* [Exercise materials]:
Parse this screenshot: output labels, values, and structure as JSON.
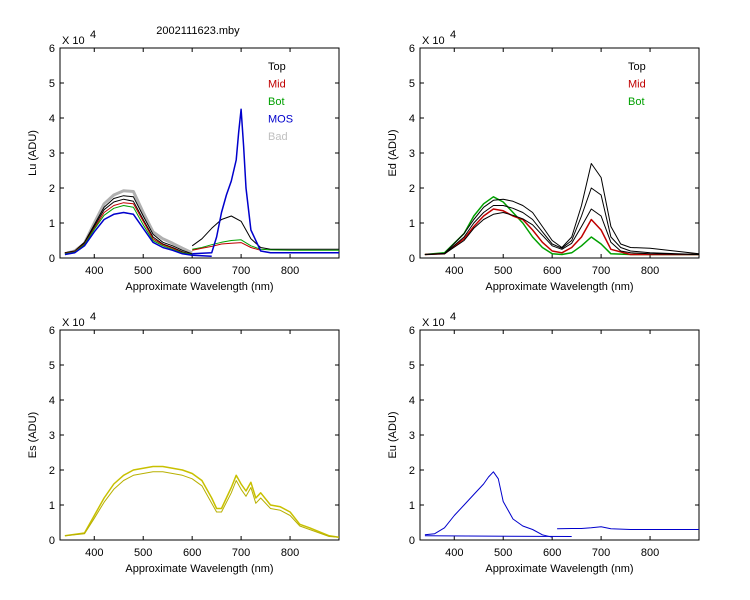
{
  "figure_title": "2002111623.mby",
  "chart_data": [
    {
      "type": "line",
      "id": "lu",
      "ylabel": "Lu (ADU)",
      "xlabel": "Approximate Wavelength (nm)",
      "multiplier": "X 10",
      "exponent": "4",
      "xlim": [
        330,
        900
      ],
      "ylim": [
        0,
        6
      ],
      "xticks": [
        400,
        500,
        600,
        700,
        800
      ],
      "yticks": [
        0,
        1,
        2,
        3,
        4,
        5,
        6
      ],
      "legend": [
        {
          "name": "Top",
          "color": "#000000"
        },
        {
          "name": "Mid",
          "color": "#c00000"
        },
        {
          "name": "Bot",
          "color": "#00a000"
        },
        {
          "name": "MOS",
          "color": "#0000cc"
        },
        {
          "name": "Bad",
          "color": "#c0c0c0"
        }
      ],
      "series": [
        {
          "name": "Bad",
          "color": "#b0b0b0",
          "width": 3,
          "x": [
            340,
            360,
            380,
            400,
            420,
            440,
            460,
            480,
            500,
            520,
            540,
            560,
            580,
            600
          ],
          "y": [
            0.12,
            0.2,
            0.42,
            1.0,
            1.55,
            1.8,
            1.92,
            1.9,
            1.3,
            0.75,
            0.55,
            0.42,
            0.28,
            0.15
          ]
        },
        {
          "name": "Top",
          "color": "#000000",
          "width": 1,
          "x": [
            340,
            360,
            380,
            400,
            420,
            440,
            460,
            480,
            500,
            520,
            540,
            560,
            580,
            600
          ],
          "y": [
            0.15,
            0.2,
            0.45,
            0.95,
            1.45,
            1.7,
            1.78,
            1.75,
            1.2,
            0.68,
            0.45,
            0.35,
            0.22,
            0.12
          ]
        },
        {
          "name": "Top",
          "color": "#000000",
          "width": 1,
          "x": [
            340,
            360,
            380,
            400,
            420,
            440,
            460,
            480,
            500,
            520,
            540,
            560,
            580,
            600
          ],
          "y": [
            0.15,
            0.19,
            0.42,
            0.9,
            1.38,
            1.6,
            1.68,
            1.62,
            1.1,
            0.6,
            0.4,
            0.3,
            0.18,
            0.1
          ]
        },
        {
          "name": "Top",
          "color": "#000000",
          "width": 1,
          "x": [
            600,
            620,
            640,
            660,
            680,
            700,
            720,
            740,
            760,
            800,
            850,
            900
          ],
          "y": [
            0.35,
            0.55,
            0.85,
            1.1,
            1.2,
            1.05,
            0.55,
            0.3,
            0.25,
            0.25,
            0.25,
            0.25
          ]
        },
        {
          "name": "Mid",
          "color": "#c00000",
          "width": 1,
          "x": [
            340,
            360,
            380,
            400,
            420,
            440,
            460,
            480,
            500,
            520,
            540,
            560,
            580,
            600
          ],
          "y": [
            0.13,
            0.18,
            0.4,
            0.85,
            1.3,
            1.5,
            1.58,
            1.55,
            1.05,
            0.55,
            0.38,
            0.28,
            0.16,
            0.1
          ]
        },
        {
          "name": "Bot",
          "color": "#00a000",
          "width": 1,
          "x": [
            340,
            360,
            380,
            400,
            420,
            440,
            460,
            480,
            500,
            520,
            540,
            560,
            580,
            600
          ],
          "y": [
            0.12,
            0.17,
            0.38,
            0.82,
            1.22,
            1.42,
            1.5,
            1.45,
            0.95,
            0.5,
            0.35,
            0.25,
            0.15,
            0.1
          ]
        },
        {
          "name": "Bot",
          "color": "#00a000",
          "width": 1,
          "x": [
            600,
            620,
            640,
            660,
            680,
            700,
            720,
            740,
            760,
            800,
            850,
            900
          ],
          "y": [
            0.25,
            0.3,
            0.38,
            0.45,
            0.5,
            0.52,
            0.35,
            0.25,
            0.23,
            0.22,
            0.22,
            0.22
          ]
        },
        {
          "name": "Mid",
          "color": "#c00000",
          "width": 1,
          "x": [
            600,
            620,
            640,
            660,
            680,
            700,
            720,
            740
          ],
          "y": [
            0.22,
            0.28,
            0.33,
            0.4,
            0.42,
            0.44,
            0.3,
            0.22
          ]
        },
        {
          "name": "MOS",
          "color": "#0000cc",
          "width": 1.5,
          "x": [
            340,
            360,
            380,
            400,
            420,
            440,
            460,
            480,
            500,
            520,
            540,
            560,
            580,
            600,
            640
          ],
          "y": [
            0.1,
            0.15,
            0.35,
            0.75,
            1.1,
            1.25,
            1.3,
            1.25,
            0.85,
            0.45,
            0.3,
            0.22,
            0.12,
            0.08,
            0.05
          ]
        },
        {
          "name": "MOS",
          "color": "#0000cc",
          "width": 1.5,
          "x": [
            600,
            640,
            650,
            660,
            670,
            680,
            690,
            695,
            700,
            705,
            710,
            720,
            740,
            760,
            800,
            900
          ],
          "y": [
            0.12,
            0.15,
            0.6,
            1.3,
            1.8,
            2.2,
            2.8,
            3.6,
            4.25,
            3.2,
            2.0,
            0.8,
            0.2,
            0.15,
            0.15,
            0.15
          ]
        }
      ]
    },
    {
      "type": "line",
      "id": "ed",
      "ylabel": "Ed (ADU)",
      "xlabel": "Approximate Wavelength (nm)",
      "multiplier": "X 10",
      "exponent": "4",
      "xlim": [
        330,
        900
      ],
      "ylim": [
        0,
        6
      ],
      "xticks": [
        400,
        500,
        600,
        700,
        800
      ],
      "yticks": [
        0,
        1,
        2,
        3,
        4,
        5,
        6
      ],
      "legend": [
        {
          "name": "Top",
          "color": "#000000"
        },
        {
          "name": "Mid",
          "color": "#c00000"
        },
        {
          "name": "Bot",
          "color": "#00a000"
        }
      ],
      "series": [
        {
          "name": "Bot",
          "color": "#00a000",
          "width": 1.5,
          "x": [
            340,
            380,
            420,
            440,
            460,
            480,
            500,
            520,
            540,
            560,
            580,
            600,
            620,
            640,
            660,
            680,
            700,
            720,
            760,
            800,
            900
          ],
          "y": [
            0.1,
            0.15,
            0.7,
            1.2,
            1.55,
            1.75,
            1.6,
            1.3,
            1.0,
            0.6,
            0.3,
            0.12,
            0.1,
            0.15,
            0.35,
            0.6,
            0.4,
            0.12,
            0.1,
            0.1,
            0.1
          ]
        },
        {
          "name": "Mid",
          "color": "#c00000",
          "width": 1.5,
          "x": [
            340,
            380,
            420,
            440,
            460,
            480,
            500,
            520,
            540,
            560,
            580,
            600,
            620,
            640,
            660,
            680,
            700,
            720,
            760,
            800,
            900
          ],
          "y": [
            0.1,
            0.12,
            0.55,
            0.9,
            1.2,
            1.4,
            1.35,
            1.2,
            1.1,
            0.8,
            0.45,
            0.2,
            0.15,
            0.3,
            0.6,
            1.1,
            0.8,
            0.25,
            0.1,
            0.1,
            0.1
          ]
        },
        {
          "name": "Top",
          "color": "#000000",
          "width": 1,
          "x": [
            340,
            380,
            420,
            440,
            460,
            480,
            500,
            520,
            540,
            560,
            580,
            600,
            620,
            640,
            660,
            680,
            700,
            720,
            740,
            760,
            800,
            900
          ],
          "y": [
            0.1,
            0.13,
            0.7,
            1.1,
            1.45,
            1.65,
            1.68,
            1.62,
            1.5,
            1.3,
            0.9,
            0.5,
            0.3,
            0.6,
            1.5,
            2.7,
            2.3,
            0.9,
            0.4,
            0.3,
            0.28,
            0.12
          ]
        },
        {
          "name": "Top",
          "color": "#000000",
          "width": 1,
          "x": [
            340,
            380,
            420,
            440,
            460,
            480,
            500,
            520,
            540,
            560,
            580,
            600,
            620,
            640,
            660,
            680,
            700,
            720,
            740,
            760,
            800,
            900
          ],
          "y": [
            0.1,
            0.12,
            0.6,
            1.0,
            1.3,
            1.5,
            1.5,
            1.42,
            1.3,
            1.1,
            0.75,
            0.4,
            0.28,
            0.5,
            1.2,
            2.0,
            1.8,
            0.6,
            0.3,
            0.2,
            0.15,
            0.1
          ]
        },
        {
          "name": "Top",
          "color": "#000000",
          "width": 1,
          "x": [
            340,
            380,
            420,
            440,
            460,
            480,
            500,
            520,
            540,
            560,
            580,
            600,
            620,
            640,
            660,
            680,
            700,
            720,
            740,
            760,
            800,
            900
          ],
          "y": [
            0.1,
            0.12,
            0.5,
            0.85,
            1.1,
            1.25,
            1.3,
            1.22,
            1.12,
            0.95,
            0.65,
            0.35,
            0.25,
            0.42,
            0.9,
            1.4,
            1.2,
            0.45,
            0.2,
            0.15,
            0.12,
            0.1
          ]
        }
      ]
    },
    {
      "type": "line",
      "id": "es",
      "ylabel": "Es (ADU)",
      "xlabel": "Approximate Wavelength (nm)",
      "multiplier": "X 10",
      "exponent": "4",
      "xlim": [
        330,
        900
      ],
      "ylim": [
        0,
        6
      ],
      "xticks": [
        400,
        500,
        600,
        700,
        800
      ],
      "yticks": [
        0,
        1,
        2,
        3,
        4,
        5,
        6
      ],
      "legend": [],
      "series": [
        {
          "name": "Es",
          "color": "#c8c000",
          "width": 1.5,
          "x": [
            340,
            380,
            400,
            420,
            440,
            460,
            480,
            500,
            520,
            540,
            560,
            580,
            600,
            620,
            640,
            650,
            660,
            680,
            690,
            700,
            710,
            720,
            730,
            740,
            760,
            780,
            800,
            820,
            840,
            880,
            900
          ],
          "y": [
            0.12,
            0.2,
            0.7,
            1.2,
            1.6,
            1.85,
            2.0,
            2.05,
            2.1,
            2.1,
            2.05,
            2.0,
            1.9,
            1.7,
            1.2,
            0.9,
            0.9,
            1.5,
            1.85,
            1.6,
            1.4,
            1.65,
            1.2,
            1.35,
            1.0,
            0.95,
            0.8,
            0.45,
            0.35,
            0.12,
            0.08
          ]
        },
        {
          "name": "Es",
          "color": "#b8b000",
          "width": 1,
          "x": [
            340,
            380,
            400,
            420,
            440,
            460,
            480,
            500,
            520,
            540,
            560,
            580,
            600,
            620,
            640,
            650,
            660,
            680,
            690,
            700,
            710,
            720,
            730,
            740,
            760,
            780,
            800,
            820,
            840,
            880,
            900
          ],
          "y": [
            0.12,
            0.18,
            0.62,
            1.08,
            1.45,
            1.7,
            1.85,
            1.9,
            1.95,
            1.95,
            1.9,
            1.85,
            1.75,
            1.55,
            1.05,
            0.8,
            0.8,
            1.35,
            1.7,
            1.45,
            1.25,
            1.5,
            1.05,
            1.2,
            0.9,
            0.85,
            0.7,
            0.4,
            0.3,
            0.1,
            0.08
          ]
        }
      ]
    },
    {
      "type": "line",
      "id": "eu",
      "ylabel": "Eu (ADU)",
      "xlabel": "Approximate Wavelength (nm)",
      "multiplier": "X 10",
      "exponent": "4",
      "xlim": [
        330,
        900
      ],
      "ylim": [
        0,
        6
      ],
      "xticks": [
        400,
        500,
        600,
        700,
        800
      ],
      "yticks": [
        0,
        1,
        2,
        3,
        4,
        5,
        6
      ],
      "legend": [],
      "series": [
        {
          "name": "Eu",
          "color": "#0000cc",
          "width": 1,
          "x": [
            340,
            360,
            380,
            400,
            420,
            440,
            460,
            470,
            480,
            490,
            500,
            520,
            540,
            560,
            580,
            600
          ],
          "y": [
            0.15,
            0.18,
            0.35,
            0.7,
            1.0,
            1.3,
            1.6,
            1.8,
            1.95,
            1.75,
            1.1,
            0.6,
            0.4,
            0.3,
            0.15,
            0.08
          ]
        },
        {
          "name": "Eu",
          "color": "#0000cc",
          "width": 1,
          "x": [
            340,
            640
          ],
          "y": [
            0.12,
            0.1
          ]
        },
        {
          "name": "Eu",
          "color": "#0000cc",
          "width": 1,
          "x": [
            610,
            640,
            660,
            680,
            700,
            710,
            720,
            760,
            800,
            850,
            900
          ],
          "y": [
            0.32,
            0.33,
            0.33,
            0.35,
            0.38,
            0.35,
            0.32,
            0.3,
            0.3,
            0.3,
            0.3
          ]
        }
      ]
    }
  ]
}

* [What you have to do]:
Copy out all lines above that include the string "ylabel".

* [Output of the task]:
      "ylabel": "Lu (ADU)",
      "ylabel": "Ed (ADU)",
      "ylabel": "Es (ADU)",
      "ylabel": "Eu (ADU)",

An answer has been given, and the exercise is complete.